#### [SELECTED TEXT]
## BEGIN

Ahem. Yes, the story’s well-written from a technical standpoint, but it annoyed me even more than “The Muse of Empires Lost.”

Rating: 4/10.

 

“Verthandi’s Ring” by Ian McDonald: The names in this one were amusing: things like Ever-Fragrant Perfume of Divinity and Rose of Jericho and Chamber of Ever-Renewing Waters. There are also some remarkable locales, such as a massive steppe where ascetics roam and the horizon curves upwards, or a city hanging from the world’s ceiling above a sea of clouds. However the setting is quite complicated, and Ian McDonald crams it all in at the expense of readability. I recommend this story for its ideas, but its execution leaves something to be desired.

Rating: 7/10.

## END

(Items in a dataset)
## BEGIN

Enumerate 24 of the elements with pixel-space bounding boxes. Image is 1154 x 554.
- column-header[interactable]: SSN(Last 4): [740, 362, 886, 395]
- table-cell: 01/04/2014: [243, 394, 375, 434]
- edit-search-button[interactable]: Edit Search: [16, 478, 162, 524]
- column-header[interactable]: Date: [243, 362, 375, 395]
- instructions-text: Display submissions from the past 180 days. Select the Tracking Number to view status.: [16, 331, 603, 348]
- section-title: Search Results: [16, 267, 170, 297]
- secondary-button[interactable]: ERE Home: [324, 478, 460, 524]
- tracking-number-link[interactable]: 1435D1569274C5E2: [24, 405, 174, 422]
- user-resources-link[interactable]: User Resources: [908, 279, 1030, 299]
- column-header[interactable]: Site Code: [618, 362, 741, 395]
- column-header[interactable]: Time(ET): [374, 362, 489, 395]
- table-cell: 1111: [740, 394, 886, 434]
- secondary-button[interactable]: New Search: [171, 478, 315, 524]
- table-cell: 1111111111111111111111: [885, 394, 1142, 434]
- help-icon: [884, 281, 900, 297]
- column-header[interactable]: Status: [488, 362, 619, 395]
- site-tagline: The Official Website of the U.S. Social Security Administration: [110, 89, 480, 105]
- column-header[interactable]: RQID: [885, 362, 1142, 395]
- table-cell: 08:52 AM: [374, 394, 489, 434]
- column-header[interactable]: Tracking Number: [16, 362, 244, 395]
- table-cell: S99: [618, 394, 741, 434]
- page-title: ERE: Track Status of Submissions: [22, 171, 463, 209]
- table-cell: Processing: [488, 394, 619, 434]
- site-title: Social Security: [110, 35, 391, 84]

## END

#### [WRITTEN TASK]
Retype the review word for word, starting with "Rating: 4/10." and going on through "to be desired.". Work from the review alone.

#### [OUTPUT BELOW]
Rating: 4/10.

 

“Verthandi’s Ring” by Ian McDonald: The names in this one were amusing: things like Ever-Fragrant Perfume of Divinity and Rose of Jericho and Chamber of Ever-Renewing Waters. There are also some remarkable locales, such as a massive steppe where ascetics roam and the horizon curves upwards, or a city hanging from the world’s ceiling above a sea of clouds. However the setting is quite complicated, and Ian McDonald crams it all in at the expense of readability. I recommend this story for its ideas, but its execution leaves something to be desired.